START

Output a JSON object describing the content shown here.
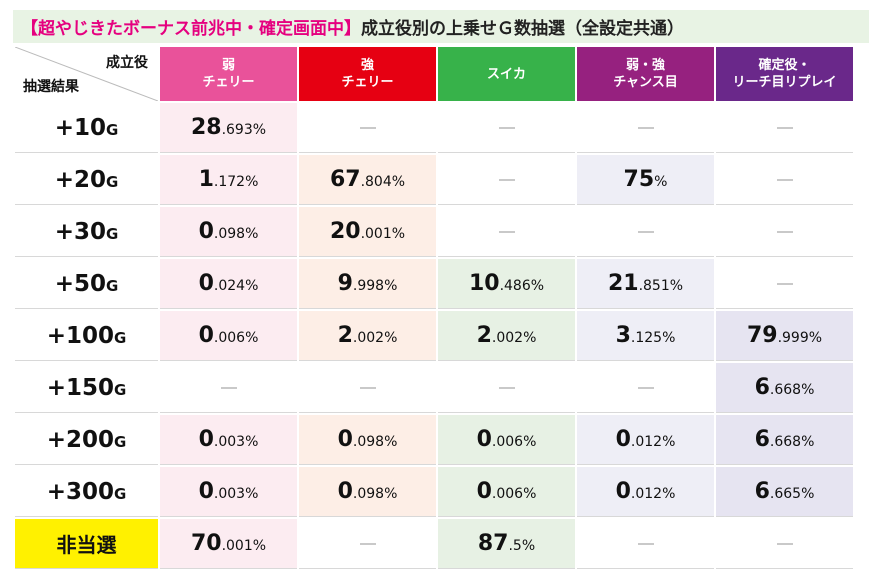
{
  "title": {
    "highlight": "【超やじきたボーナス前兆中・確定画面中】",
    "rest": "成立役別の上乗せＧ数抽選（全設定共通）"
  },
  "corner": {
    "top": "成立役",
    "bottom": "抽選結果"
  },
  "columns": [
    {
      "line1": "弱",
      "line2": "チェリー",
      "color": "#e9529a"
    },
    {
      "line1": "強",
      "line2": "チェリー",
      "color": "#e60012"
    },
    {
      "line1": "スイカ",
      "line2": "",
      "color": "#37b24a"
    },
    {
      "line1": "弱・強",
      "line2": "チャンス目",
      "color": "#96217f"
    },
    {
      "line1": "確定役・",
      "line2": "リーチ目リプレイ",
      "color": "#6a288a"
    }
  ],
  "rows": [
    {
      "label": "+10",
      "unit": "G",
      "cells": [
        {
          "i": "28",
          "d": ".693%"
        },
        null,
        null,
        null,
        null
      ]
    },
    {
      "label": "+20",
      "unit": "G",
      "cells": [
        {
          "i": "1",
          "d": ".172%"
        },
        {
          "i": "67",
          "d": ".804%"
        },
        null,
        {
          "i": "75",
          "d": "%"
        },
        null
      ]
    },
    {
      "label": "+30",
      "unit": "G",
      "cells": [
        {
          "i": "0",
          "d": ".098%"
        },
        {
          "i": "20",
          "d": ".001%"
        },
        null,
        null,
        null
      ]
    },
    {
      "label": "+50",
      "unit": "G",
      "cells": [
        {
          "i": "0",
          "d": ".024%"
        },
        {
          "i": "9",
          "d": ".998%"
        },
        {
          "i": "10",
          "d": ".486%"
        },
        {
          "i": "21",
          "d": ".851%"
        },
        null
      ]
    },
    {
      "label": "+100",
      "unit": "G",
      "cells": [
        {
          "i": "0",
          "d": ".006%"
        },
        {
          "i": "2",
          "d": ".002%"
        },
        {
          "i": "2",
          "d": ".002%"
        },
        {
          "i": "3",
          "d": ".125%"
        },
        {
          "i": "79",
          "d": ".999%"
        }
      ]
    },
    {
      "label": "+150",
      "unit": "G",
      "cells": [
        null,
        null,
        null,
        null,
        {
          "i": "6",
          "d": ".668%"
        }
      ]
    },
    {
      "label": "+200",
      "unit": "G",
      "cells": [
        {
          "i": "0",
          "d": ".003%"
        },
        {
          "i": "0",
          "d": ".098%"
        },
        {
          "i": "0",
          "d": ".006%"
        },
        {
          "i": "0",
          "d": ".012%"
        },
        {
          "i": "6",
          "d": ".668%"
        }
      ]
    },
    {
      "label": "+300",
      "unit": "G",
      "cells": [
        {
          "i": "0",
          "d": ".003%"
        },
        {
          "i": "0",
          "d": ".098%"
        },
        {
          "i": "0",
          "d": ".006%"
        },
        {
          "i": "0",
          "d": ".012%"
        },
        {
          "i": "6",
          "d": ".665%"
        }
      ]
    },
    {
      "label": "非当選",
      "unit": "",
      "special": true,
      "cells": [
        {
          "i": "70",
          "d": ".001%"
        },
        null,
        {
          "i": "87",
          "d": ".5%"
        },
        null,
        null
      ]
    }
  ]
}
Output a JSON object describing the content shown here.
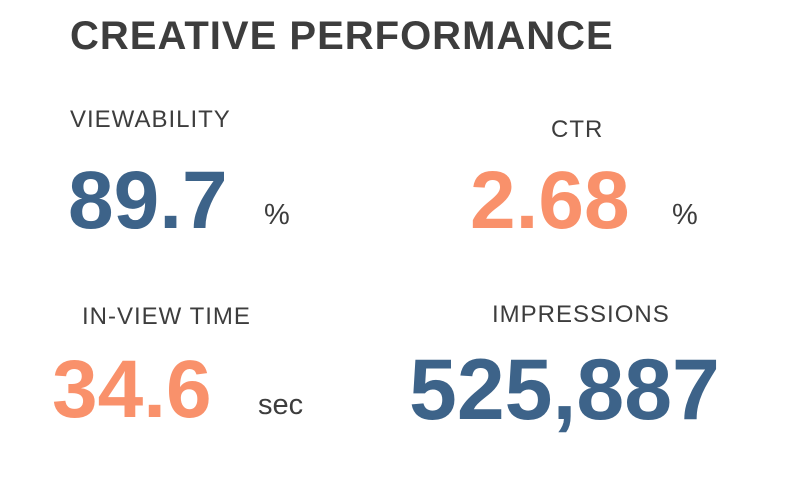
{
  "title": "CREATIVE PERFORMANCE",
  "metrics": {
    "viewability": {
      "label": "VIEWABILITY",
      "value": "89.7",
      "unit": "%"
    },
    "ctr": {
      "label": "CTR",
      "value": "2.68",
      "unit": "%"
    },
    "in_view_time": {
      "label": "IN-VIEW TIME",
      "value": "34.6",
      "unit": "sec"
    },
    "impressions": {
      "label": "IMPRESSIONS",
      "value": "525,887"
    }
  },
  "colors": {
    "blue": "#3d6389",
    "orange": "#f9916b",
    "text": "#3d3d3d",
    "background": "#ffffff"
  }
}
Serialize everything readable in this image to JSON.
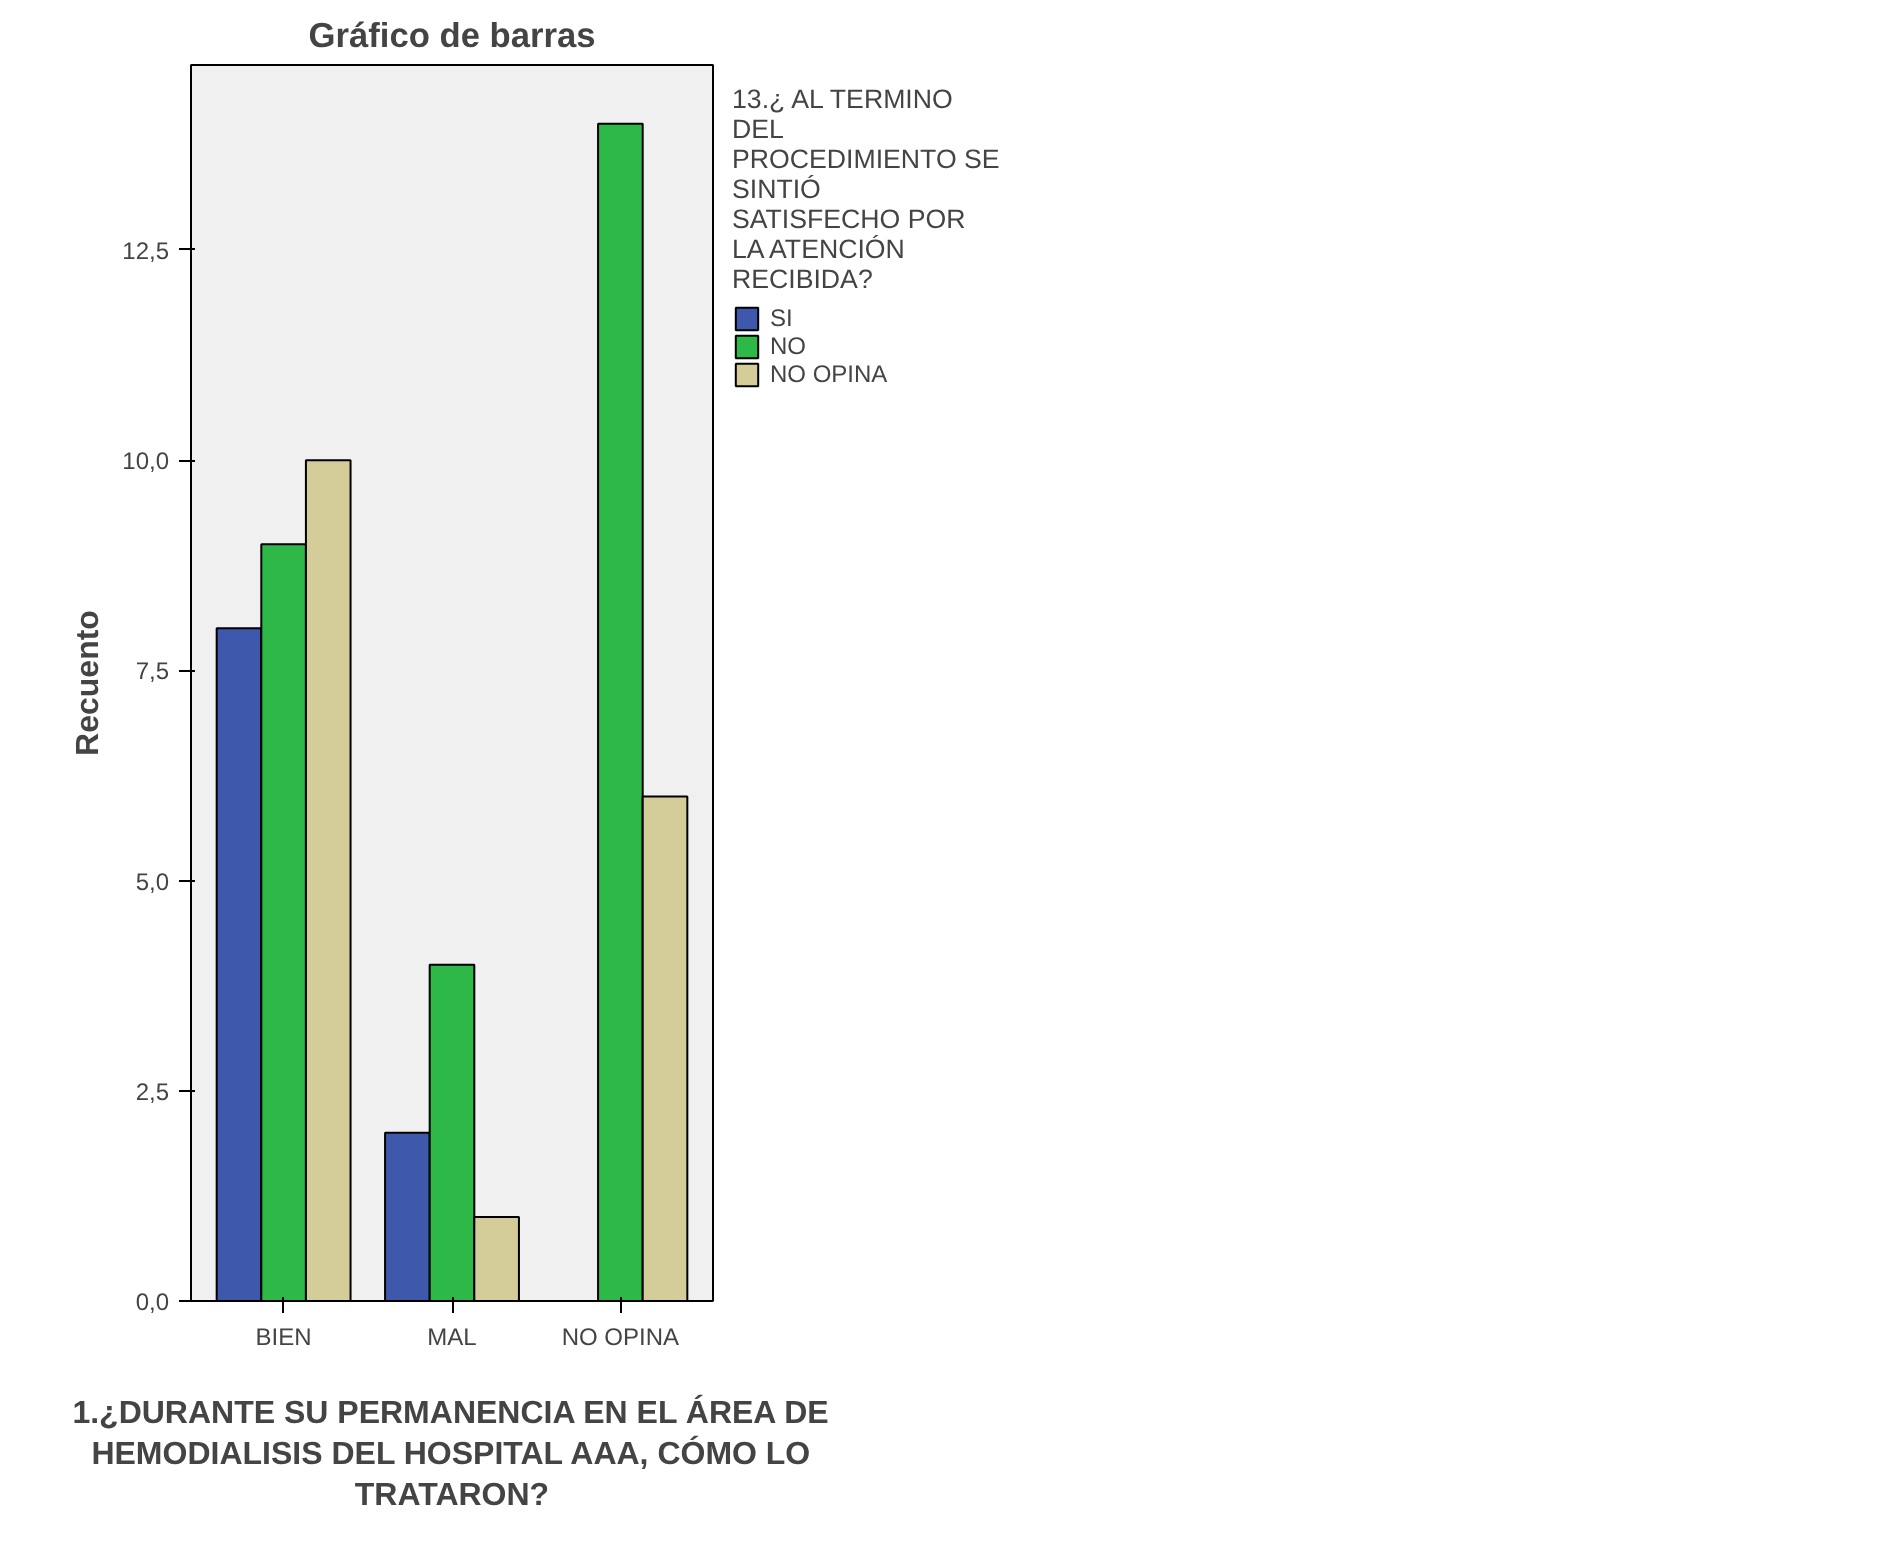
{
  "chart_data": {
    "type": "bar",
    "title": "Gráfico de barras",
    "xlabel": "1.¿DURANTE SU PERMANENCIA EN EL ÁREA DE HEMODIALISIS DEL HOSPITAL AAA, CÓMO LO TRATARON?",
    "ylabel": "Recuento",
    "legend_title": "13.¿ AL TERMINO DEL PROCEDIMIENTO SE SINTIÓ SATISFECHO POR LA ATENCIÓN RECIBIDA?",
    "categories": [
      "BIEN",
      "MAL",
      "NO OPINA"
    ],
    "series": [
      {
        "name": "SI",
        "color": "#3e58ac",
        "values": [
          8,
          2,
          null
        ]
      },
      {
        "name": "NO",
        "color": "#2eb848",
        "values": [
          9,
          4,
          14
        ]
      },
      {
        "name": "NO OPINA",
        "color": "#d4cc99",
        "values": [
          10,
          1,
          6
        ]
      }
    ],
    "ylim": [
      0,
      14.7
    ],
    "yticks": [
      {
        "value": 0,
        "label": "0,0"
      },
      {
        "value": 2.5,
        "label": "2,5"
      },
      {
        "value": 5,
        "label": "5,0"
      },
      {
        "value": 7.5,
        "label": "7,5"
      },
      {
        "value": 10,
        "label": "10,0"
      },
      {
        "value": 12.5,
        "label": "12,5"
      }
    ],
    "grid": false,
    "legend": "right"
  }
}
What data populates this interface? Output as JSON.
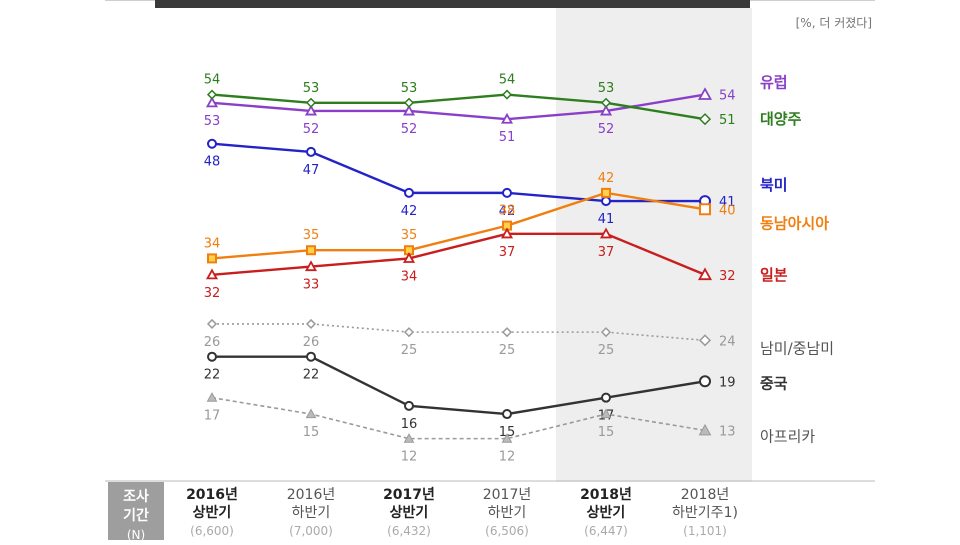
{
  "unit_note": "[%, 더 커졌다]",
  "footer": {
    "label_line1": "조사",
    "label_line2": "기간",
    "label_line3": "(N)",
    "periods": [
      {
        "year": "2016년",
        "half": "상반기",
        "n": "(6,600)",
        "bold": true
      },
      {
        "year": "2016년",
        "half": "하반기",
        "n": "(7,000)",
        "bold": false
      },
      {
        "year": "2017년",
        "half": "상반기",
        "n": "(6,432)",
        "bold": true
      },
      {
        "year": "2017년",
        "half": "하반기",
        "n": "(6,506)",
        "bold": false
      },
      {
        "year": "2018년",
        "half": "상반기",
        "n": "(6,447)",
        "bold": true
      },
      {
        "year": "2018년",
        "half": "하반기주1)",
        "n": "(1,101)",
        "bold": false
      }
    ]
  },
  "chart_data": {
    "type": "line",
    "categories": [
      "2016년 상반기",
      "2016년 하반기",
      "2017년 상반기",
      "2017년 하반기",
      "2018년 상반기",
      "2018년 하반기"
    ],
    "highlighted_category": "2018년 상반기",
    "ylim": [
      10,
      57
    ],
    "series": [
      {
        "name": "유럽",
        "values": [
          53,
          52,
          52,
          51,
          52,
          54
        ],
        "color": "#8a3fc8",
        "marker": "triangle",
        "dash": false,
        "label_side": "below",
        "bold_label": true
      },
      {
        "name": "대양주",
        "values": [
          54,
          53,
          53,
          54,
          53,
          51
        ],
        "color": "#2e7d1e",
        "marker": "diamond",
        "dash": false,
        "label_side": "above",
        "bold_label": true
      },
      {
        "name": "북미",
        "values": [
          48,
          47,
          42,
          42,
          41,
          41
        ],
        "color": "#2323c8",
        "marker": "circle",
        "dash": false,
        "label_side": "below",
        "bold_label": true
      },
      {
        "name": "동남아시아",
        "values": [
          34,
          35,
          35,
          38,
          42,
          40
        ],
        "color": "#f07f10",
        "marker": "square",
        "dash": false,
        "label_side": "above",
        "bold_label": true
      },
      {
        "name": "일본",
        "values": [
          32,
          33,
          34,
          37,
          37,
          32
        ],
        "color": "#c81e1e",
        "marker": "triangle",
        "dash": false,
        "label_side": "below",
        "bold_label": true
      },
      {
        "name": "남미/중남미",
        "values": [
          26,
          26,
          25,
          25,
          25,
          24
        ],
        "color": "#9a9a9a",
        "marker": "diamond",
        "dash": true,
        "dasharray": "2,3",
        "label_side": "below",
        "bold_label": false
      },
      {
        "name": "중국",
        "values": [
          22,
          22,
          16,
          15,
          17,
          19
        ],
        "color": "#333333",
        "marker": "circle",
        "dash": false,
        "label_side": "below",
        "bold_label": true
      },
      {
        "name": "아프리카",
        "values": [
          17,
          15,
          12,
          12,
          15,
          13
        ],
        "color": "#9a9a9a",
        "marker": "triangle",
        "dash": true,
        "dasharray": "4,3",
        "label_side": "below",
        "bold_label": false
      }
    ]
  }
}
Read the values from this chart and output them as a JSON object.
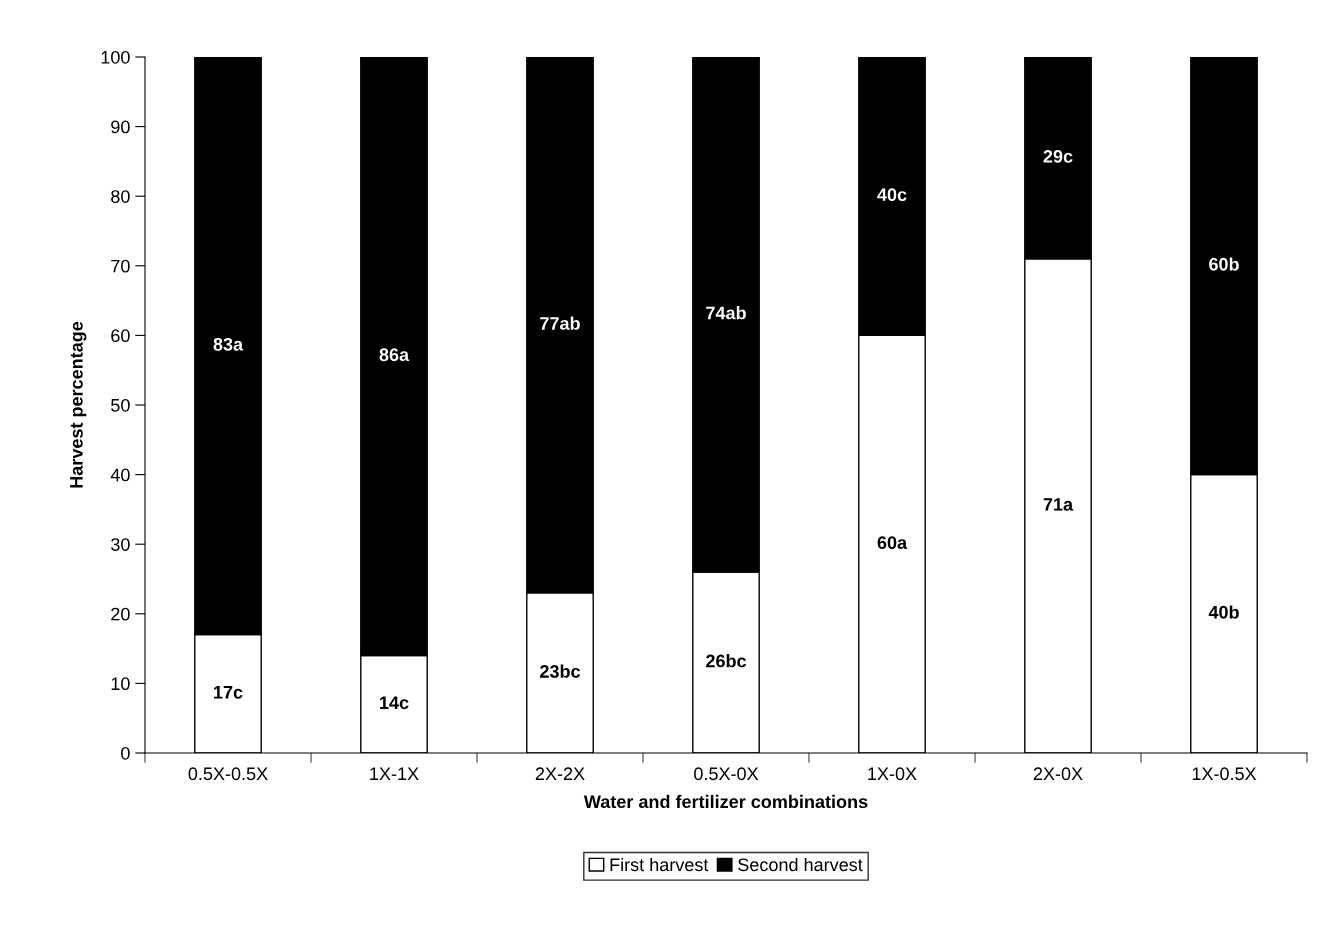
{
  "chart_data": {
    "type": "bar",
    "stacked": true,
    "categories": [
      "0.5X-0.5X",
      "1X-1X",
      "2X-2X",
      "0.5X-0X",
      "1X-0X",
      "2X-0X",
      "1X-0.5X"
    ],
    "series": [
      {
        "name": "First harvest",
        "color": "#ffffff",
        "values": [
          17,
          14,
          23,
          26,
          60,
          71,
          40
        ],
        "value_labels": [
          "17c",
          "14c",
          "23bc",
          "26bc",
          "60a",
          "71a",
          "40b"
        ]
      },
      {
        "name": "Second harvest",
        "color": "#000000",
        "values": [
          83,
          86,
          77,
          74,
          40,
          29,
          60
        ],
        "value_labels": [
          "83a",
          "86a",
          "77ab",
          "74ab",
          "40c",
          "29c",
          "60b"
        ]
      }
    ],
    "xlabel": "Water and fertilizer combinations",
    "ylabel": "Harvest percentage",
    "ylim": [
      0,
      100
    ],
    "yticks": [
      0,
      10,
      20,
      30,
      40,
      50,
      60,
      70,
      80,
      90,
      100
    ],
    "grid": false,
    "legend": "bottom"
  }
}
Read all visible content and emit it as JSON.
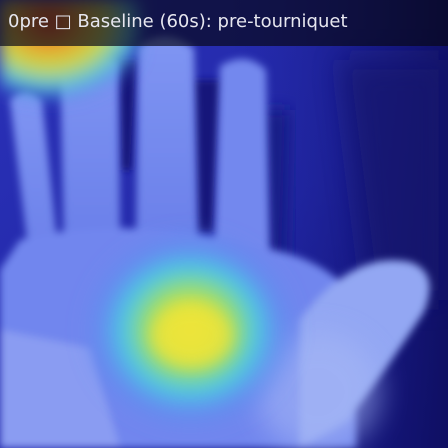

END

Stated task: Copy out every line of the listing that includes the string "ylabel".

Result for this exercise:
    "ylabel": "Recuento",
    "ylabel": "Harvest percentage",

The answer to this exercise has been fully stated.